⟨
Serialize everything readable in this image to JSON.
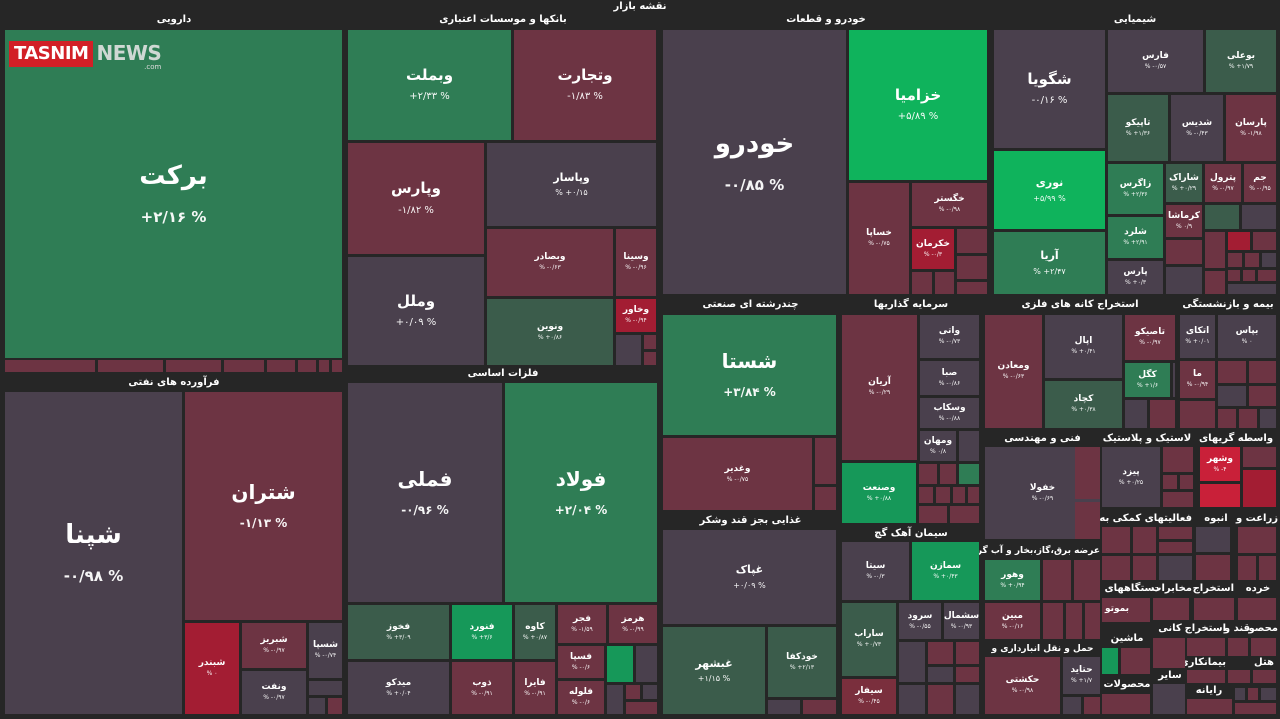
{
  "page_title": "نقشه بازار",
  "logo": {
    "part1": "TASNIM",
    "part2": "NEWS",
    "part3": ".com"
  },
  "sections": {
    "darooi": "دارویی",
    "banks": "بانکها و موسسات اعتباری",
    "khodro": "خودرو و قطعات",
    "shimiyai": "شیمیایی",
    "faravarde": "فرآورده های نفتی",
    "felezat": "فلزات اساسی",
    "chandreshte": "چندرشته ای صنعتی",
    "sarmaye": "سرمایه گذاریها",
    "estekhraj": "استخراج کانه های فلزی",
    "bime": "بیمه و بازنشستگی",
    "fanni": "فنی و مهندسی",
    "lastik": "لاستیک و پلاستیک",
    "vasete": "واسطه گریهای",
    "ghazaei": "غذایی بجز قند وشکر",
    "simane": "سیمان آهک گچ",
    "arze_bargh": "عرضه برق،گاز،بخار و آب گرم",
    "haml": "حمل و نقل انبارداری و",
    "faaliat": "فعالیتهای کمکی به",
    "anboh": "انبوه",
    "zeraat": "زراعت و",
    "dastgah": "دستگاههای",
    "mokhaberat": "مخابرات",
    "estekhraj2": "استخراج",
    "kharde": "خرده",
    "mashin": "ماشین",
    "kani": "کانی",
    "estekhraj3": "استخراج",
    "ghand": "قند و",
    "mahsoolat": "محصولات",
    "sayer": "سایر",
    "bimanekari": "بیمانکاری",
    "mahsool2": "محصو",
    "hotel": "هتل",
    "rayane": "رایانه"
  },
  "tiles": {
    "barekat": {
      "name": "برکت",
      "pct": "% ۲/۱۶+"
    },
    "shapna": {
      "name": "شپنا",
      "pct": "% ۰/۹۸-"
    },
    "shatran": {
      "name": "شتران",
      "pct": "% ۱/۱۳-"
    },
    "shabriz": {
      "name": "شبریز",
      "pct": "۰/۹۷- %"
    },
    "shebandar": {
      "name": "شبندر",
      "pct": "۰ %"
    },
    "shaspa": {
      "name": "شسپا",
      "pct": "۰/۷۴- %"
    },
    "vanaft": {
      "name": "ونفت",
      "pct": "۰/۹۷- %"
    },
    "vabemellat": {
      "name": "وبملت",
      "pct": "% ۲/۳۳+"
    },
    "vatejarat": {
      "name": "وتجارت",
      "pct": "% ۱/۸۳-"
    },
    "vaparsi": {
      "name": "وپارس",
      "pct": "% ۱/۸۲-"
    },
    "vapasar": {
      "name": "وپاسار",
      "pct": "۰/۱۵+ %"
    },
    "vamellal": {
      "name": "وملل",
      "pct": "% ۰/۰۹+"
    },
    "vabsader": {
      "name": "وبصادر",
      "pct": "۰/۶۳- %"
    },
    "vasina": {
      "name": "وسینا",
      "pct": "۰/۹۶- %"
    },
    "vakhavar": {
      "name": "وخاور",
      "pct": "۰/۹۴- %"
    },
    "vanovin": {
      "name": "ونوین",
      "pct": "۰/۸۶+ %"
    },
    "khodro": {
      "name": "خودرو",
      "pct": "% ۰/۸۵-"
    },
    "khazamia": {
      "name": "خزامیا",
      "pct": "% ۵/۸۹+"
    },
    "khegostar": {
      "name": "خگستر",
      "pct": "۰/۹۸- %"
    },
    "khesapa": {
      "name": "خساپا",
      "pct": "۰/۷۵- %"
    },
    "khekerman": {
      "name": "خکرمان",
      "pct": "۰/۳- %"
    },
    "shegooya": {
      "name": "شگویا",
      "pct": "% ۰/۱۶-"
    },
    "noori": {
      "name": "نوری",
      "pct": "% ۵/۹۹+"
    },
    "arya": {
      "name": "آریا",
      "pct": "۲/۴۷+ %"
    },
    "fars": {
      "name": "فارس",
      "pct": "۰/۵۷- %"
    },
    "boali": {
      "name": "بوعلی",
      "pct": "۱/۷۹+ %"
    },
    "tapiko": {
      "name": "تاپیکو",
      "pct": "۱/۳۶+ %"
    },
    "shedis": {
      "name": "شدیس",
      "pct": "۰/۴۳- %"
    },
    "parsan": {
      "name": "پارسان",
      "pct": "۱/۹۸- %"
    },
    "zagros": {
      "name": "زاگرس",
      "pct": "۲/۳۶+ %"
    },
    "sharak": {
      "name": "شاراک",
      "pct": "۰/۲۹+ %"
    },
    "petrol": {
      "name": "پترول",
      "pct": "۰/۹۷- %"
    },
    "jam": {
      "name": "جم",
      "pct": "۰/۹۵- %"
    },
    "kermasha": {
      "name": "کرماشا",
      "pct": "۰/۹ %"
    },
    "sharad": {
      "name": "شلرد",
      "pct": "۲/۹۱+ %"
    },
    "pars": {
      "name": "پارس",
      "pct": "۰/۳+ %"
    },
    "femli": {
      "name": "فملی",
      "pct": "% ۰/۹۶-"
    },
    "foolad": {
      "name": "فولاد",
      "pct": "% ۲/۰۴+"
    },
    "fakhooz": {
      "name": "فخوز",
      "pct": "۳/۰۹+ %"
    },
    "fanavard": {
      "name": "فنورد",
      "pct": "۳/۶+ %"
    },
    "kave": {
      "name": "کاوه",
      "pct": "۰/۸۷+ %"
    },
    "fajr": {
      "name": "فجر",
      "pct": "۱/۵۹- %"
    },
    "hormoz": {
      "name": "هرمز",
      "pct": "۰/۹۹- %"
    },
    "midko": {
      "name": "میدکو",
      "pct": "۰/۰۴+ %"
    },
    "zob": {
      "name": "ذوب",
      "pct": "۰/۹۱- %"
    },
    "fasapa": {
      "name": "فسپا",
      "pct": "۰/۶- %"
    },
    "faira": {
      "name": "فایرا",
      "pct": "۰/۹۱- %"
    },
    "foolah": {
      "name": "فلوله",
      "pct": "۰/۶- %"
    },
    "shasta": {
      "name": "شستا",
      "pct": "% ۳/۸۴+"
    },
    "vaghadir": {
      "name": "وغدیر",
      "pct": "۰/۷۵- %"
    },
    "ghpak": {
      "name": "غپاک",
      "pct": "% ۰/۰۹+"
    },
    "ghbshahr": {
      "name": "غبشهر",
      "pct": "% ۱/۱۵+"
    },
    "khodka": {
      "name": "خودکفا",
      "pct": "۲/۱۳+ %"
    },
    "arian": {
      "name": "آریان",
      "pct": "۰/۲۹- %"
    },
    "vati": {
      "name": "واتی",
      "pct": "۰/۷۳- %"
    },
    "saba": {
      "name": "صبا",
      "pct": "۰/۸۶- %"
    },
    "vaskab": {
      "name": "وسکاب",
      "pct": "۰/۸۸- %"
    },
    "vamahan": {
      "name": "ومهان",
      "pct": "۰/۸ %"
    },
    "vasanat": {
      "name": "وصنعت",
      "pct": "۰/۸۸+ %"
    },
    "vamaaden": {
      "name": "ومعادن",
      "pct": "۰/۶۳- %"
    },
    "apal": {
      "name": "اپال",
      "pct": "۰/۴۱+ %"
    },
    "tapiko2": {
      "name": "تاصیکو",
      "pct": "۰/۹۷- %"
    },
    "kegol": {
      "name": "کگل",
      "pct": "۱/۶+ %"
    },
    "kechad": {
      "name": "کچاد",
      "pct": "۰/۳۸+ %"
    },
    "atakai": {
      "name": "اتکای",
      "pct": "۰/۰۱+ %"
    },
    "bapas": {
      "name": "بپاس",
      "pct": "۰ %"
    },
    "ma": {
      "name": "ما",
      "pct": "۰/۹۴- %"
    },
    "khfoola": {
      "name": "خفولا",
      "pct": "۰/۶۹- %"
    },
    "pizd": {
      "name": "پیزد",
      "pct": "۰/۲۵+ %"
    },
    "vashahr": {
      "name": "وشهر",
      "pct": "۴- %"
    },
    "sita": {
      "name": "سیتا",
      "pct": "۰/۳- %"
    },
    "samazan": {
      "name": "سمازن",
      "pct": "۰/۴۳+ %"
    },
    "sarob": {
      "name": "ساراب",
      "pct": "۰/۷۳+ %"
    },
    "saroud": {
      "name": "سرود",
      "pct": "۰/۵۵- %"
    },
    "sashmal": {
      "name": "سشمال",
      "pct": "۰/۹۳- %"
    },
    "sifar": {
      "name": "سیفار",
      "pct": "۰/۴۵- %"
    },
    "vahor": {
      "name": "وهور",
      "pct": "۰/۹۴+ %"
    },
    "mabin": {
      "name": "مبین",
      "pct": "۰/۱۶- %"
    },
    "hakashti": {
      "name": "حکشتی",
      "pct": "۰/۹۸- %"
    },
    "hatayd": {
      "name": "حتاید",
      "pct": "۱/۷+ %"
    },
    "batoo": {
      "name": "بموتو",
      "pct": ""
    }
  }
}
⟩
_YOUR GOAL_.
Scan the data above; copy every line where "استخراج" appears.

_WORKED ANSWER_.
    "estekhraj": "استخراج کانه های فلزی",
    "estekhraj2": "استخراج",
    "estekhraj3": "استخراج",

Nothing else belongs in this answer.